● THE EXERCISE
Using the data below, gather each line that includes the word "caption".

········

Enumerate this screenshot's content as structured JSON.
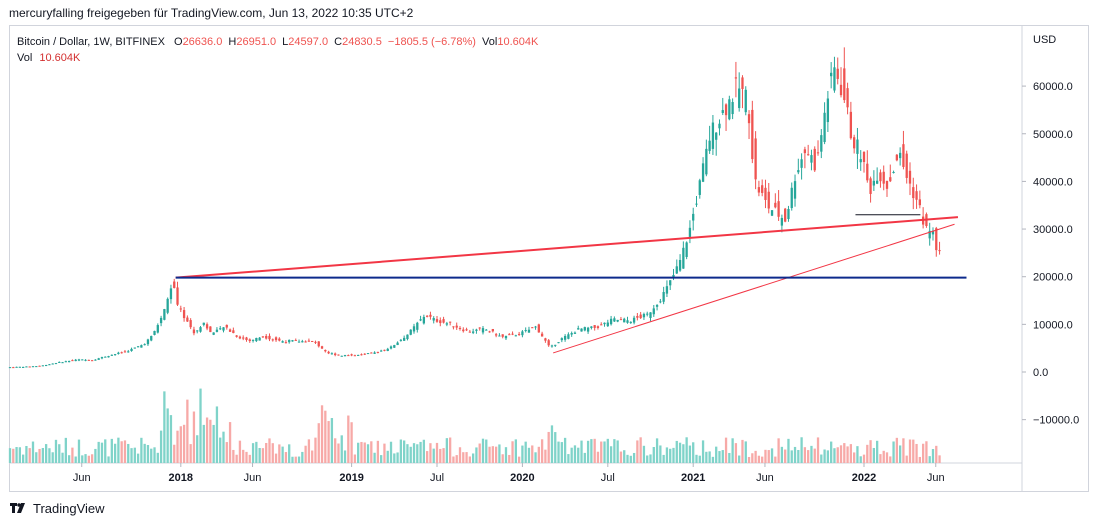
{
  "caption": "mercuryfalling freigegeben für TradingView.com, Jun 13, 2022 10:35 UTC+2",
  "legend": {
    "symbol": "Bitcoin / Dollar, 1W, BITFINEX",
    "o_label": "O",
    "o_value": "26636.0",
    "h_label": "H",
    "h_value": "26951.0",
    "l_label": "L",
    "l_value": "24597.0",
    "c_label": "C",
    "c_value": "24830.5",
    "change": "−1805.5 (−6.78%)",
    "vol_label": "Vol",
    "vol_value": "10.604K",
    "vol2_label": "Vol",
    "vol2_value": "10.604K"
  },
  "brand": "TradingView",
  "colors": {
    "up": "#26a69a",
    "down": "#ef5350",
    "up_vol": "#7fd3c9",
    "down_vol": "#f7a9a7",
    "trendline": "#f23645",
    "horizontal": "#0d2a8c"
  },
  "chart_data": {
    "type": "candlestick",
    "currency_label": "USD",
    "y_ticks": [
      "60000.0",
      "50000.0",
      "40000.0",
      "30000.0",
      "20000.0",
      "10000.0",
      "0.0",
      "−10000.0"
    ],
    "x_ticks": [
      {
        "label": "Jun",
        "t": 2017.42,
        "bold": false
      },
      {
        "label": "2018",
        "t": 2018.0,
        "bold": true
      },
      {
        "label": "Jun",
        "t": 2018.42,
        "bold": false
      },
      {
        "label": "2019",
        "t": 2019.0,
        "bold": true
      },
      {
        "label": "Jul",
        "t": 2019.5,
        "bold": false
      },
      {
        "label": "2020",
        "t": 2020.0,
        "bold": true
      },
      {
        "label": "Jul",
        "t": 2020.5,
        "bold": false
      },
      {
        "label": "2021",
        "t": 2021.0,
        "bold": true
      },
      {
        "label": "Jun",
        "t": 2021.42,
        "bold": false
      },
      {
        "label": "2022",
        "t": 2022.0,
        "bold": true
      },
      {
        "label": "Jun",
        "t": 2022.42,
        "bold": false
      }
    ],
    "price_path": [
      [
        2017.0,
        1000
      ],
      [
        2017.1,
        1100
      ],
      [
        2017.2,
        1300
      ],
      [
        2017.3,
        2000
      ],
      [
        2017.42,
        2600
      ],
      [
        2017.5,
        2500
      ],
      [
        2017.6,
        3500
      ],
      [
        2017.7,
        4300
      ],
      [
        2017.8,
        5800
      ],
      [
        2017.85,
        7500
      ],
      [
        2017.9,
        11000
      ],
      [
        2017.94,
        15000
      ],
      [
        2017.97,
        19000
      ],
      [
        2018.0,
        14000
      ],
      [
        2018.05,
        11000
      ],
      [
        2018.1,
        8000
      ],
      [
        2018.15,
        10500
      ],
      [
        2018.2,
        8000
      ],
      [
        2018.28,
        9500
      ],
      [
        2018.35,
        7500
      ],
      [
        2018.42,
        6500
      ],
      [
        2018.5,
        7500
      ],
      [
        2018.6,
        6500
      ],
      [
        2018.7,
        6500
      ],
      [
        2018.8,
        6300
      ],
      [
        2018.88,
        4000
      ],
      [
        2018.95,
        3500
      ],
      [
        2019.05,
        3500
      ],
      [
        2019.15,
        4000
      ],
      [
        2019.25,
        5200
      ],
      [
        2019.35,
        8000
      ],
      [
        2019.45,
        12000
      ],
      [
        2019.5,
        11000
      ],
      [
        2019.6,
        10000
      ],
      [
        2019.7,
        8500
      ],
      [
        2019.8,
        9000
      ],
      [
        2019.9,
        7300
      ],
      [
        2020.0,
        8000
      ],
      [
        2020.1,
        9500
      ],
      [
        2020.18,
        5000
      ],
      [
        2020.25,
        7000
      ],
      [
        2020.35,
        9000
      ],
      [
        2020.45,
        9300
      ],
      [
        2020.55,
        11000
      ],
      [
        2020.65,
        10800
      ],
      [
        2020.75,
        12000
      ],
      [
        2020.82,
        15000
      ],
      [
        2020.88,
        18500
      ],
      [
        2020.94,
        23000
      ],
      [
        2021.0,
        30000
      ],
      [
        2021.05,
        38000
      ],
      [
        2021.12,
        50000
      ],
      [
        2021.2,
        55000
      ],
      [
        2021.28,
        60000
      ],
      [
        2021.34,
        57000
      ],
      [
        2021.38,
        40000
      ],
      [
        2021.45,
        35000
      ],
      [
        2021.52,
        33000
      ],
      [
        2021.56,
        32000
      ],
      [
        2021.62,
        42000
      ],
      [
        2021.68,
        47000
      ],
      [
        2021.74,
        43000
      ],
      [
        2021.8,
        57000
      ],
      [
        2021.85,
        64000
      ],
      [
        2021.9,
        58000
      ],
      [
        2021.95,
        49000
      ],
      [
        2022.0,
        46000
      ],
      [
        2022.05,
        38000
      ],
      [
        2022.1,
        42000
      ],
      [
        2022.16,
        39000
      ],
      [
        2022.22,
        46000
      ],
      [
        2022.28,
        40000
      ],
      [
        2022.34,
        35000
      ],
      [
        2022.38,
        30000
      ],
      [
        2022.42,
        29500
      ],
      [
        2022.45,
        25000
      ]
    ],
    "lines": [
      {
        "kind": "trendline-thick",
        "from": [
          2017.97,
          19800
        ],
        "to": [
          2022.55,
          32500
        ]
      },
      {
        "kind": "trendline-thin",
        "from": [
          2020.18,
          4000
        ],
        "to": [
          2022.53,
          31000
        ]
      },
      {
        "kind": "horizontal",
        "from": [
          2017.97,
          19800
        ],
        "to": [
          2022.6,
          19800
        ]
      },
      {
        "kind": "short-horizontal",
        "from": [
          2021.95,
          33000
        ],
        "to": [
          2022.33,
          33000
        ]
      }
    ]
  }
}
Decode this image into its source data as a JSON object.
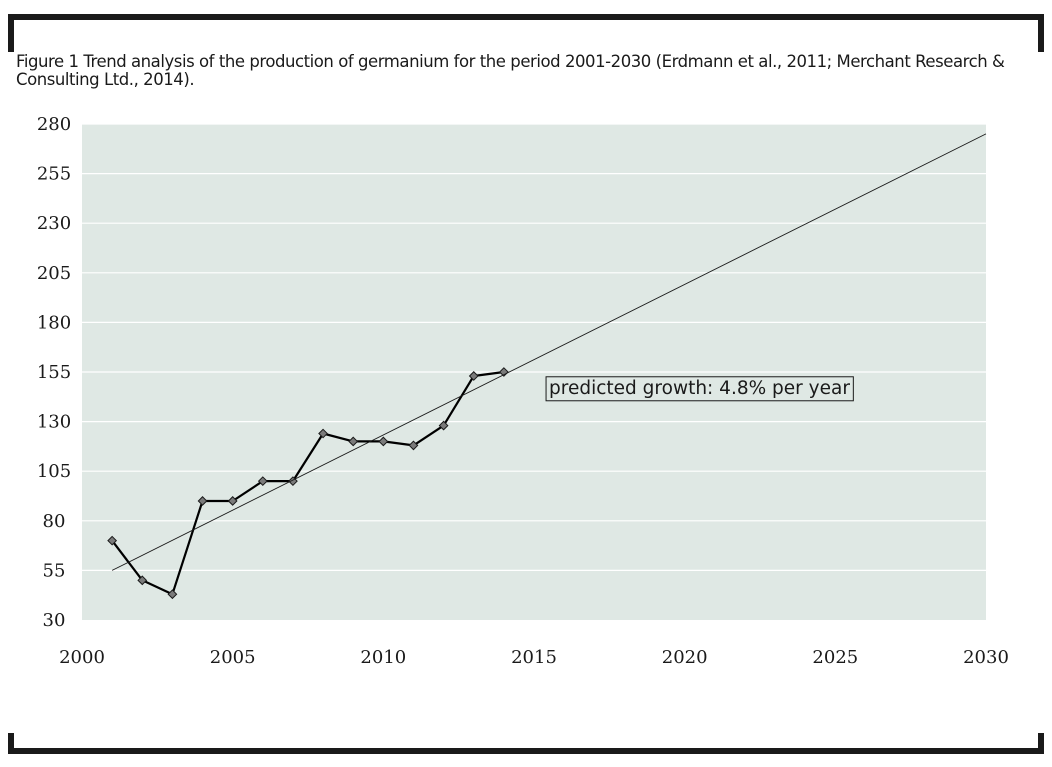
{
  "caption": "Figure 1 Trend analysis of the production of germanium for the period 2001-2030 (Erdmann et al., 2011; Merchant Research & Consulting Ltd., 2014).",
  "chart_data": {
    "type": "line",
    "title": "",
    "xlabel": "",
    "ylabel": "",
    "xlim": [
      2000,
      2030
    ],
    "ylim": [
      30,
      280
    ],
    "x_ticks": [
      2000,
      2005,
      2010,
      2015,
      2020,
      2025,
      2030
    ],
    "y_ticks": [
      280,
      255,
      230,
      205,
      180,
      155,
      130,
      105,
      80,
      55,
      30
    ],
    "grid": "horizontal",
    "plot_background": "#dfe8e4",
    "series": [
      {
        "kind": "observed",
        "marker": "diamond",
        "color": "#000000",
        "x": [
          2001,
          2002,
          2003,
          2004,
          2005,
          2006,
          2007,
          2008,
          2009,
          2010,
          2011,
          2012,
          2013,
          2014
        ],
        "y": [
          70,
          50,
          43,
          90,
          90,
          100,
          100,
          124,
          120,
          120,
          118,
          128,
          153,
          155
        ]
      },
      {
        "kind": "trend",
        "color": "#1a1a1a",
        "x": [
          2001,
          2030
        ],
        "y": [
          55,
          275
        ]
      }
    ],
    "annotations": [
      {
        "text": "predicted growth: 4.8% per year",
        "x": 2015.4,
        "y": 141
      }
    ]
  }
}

········

● OUTPUT
  "caption": "mercuryfalling freigegeben für TradingView.com, Jun 13, 2022 10:35 UTC+2",
  "caption": "Figure 1 Trend analysis of the production of germanium for the period 2001-2030 (Erdmann et al., 2011; Merchant Research & Consulting Ltd., 2014).",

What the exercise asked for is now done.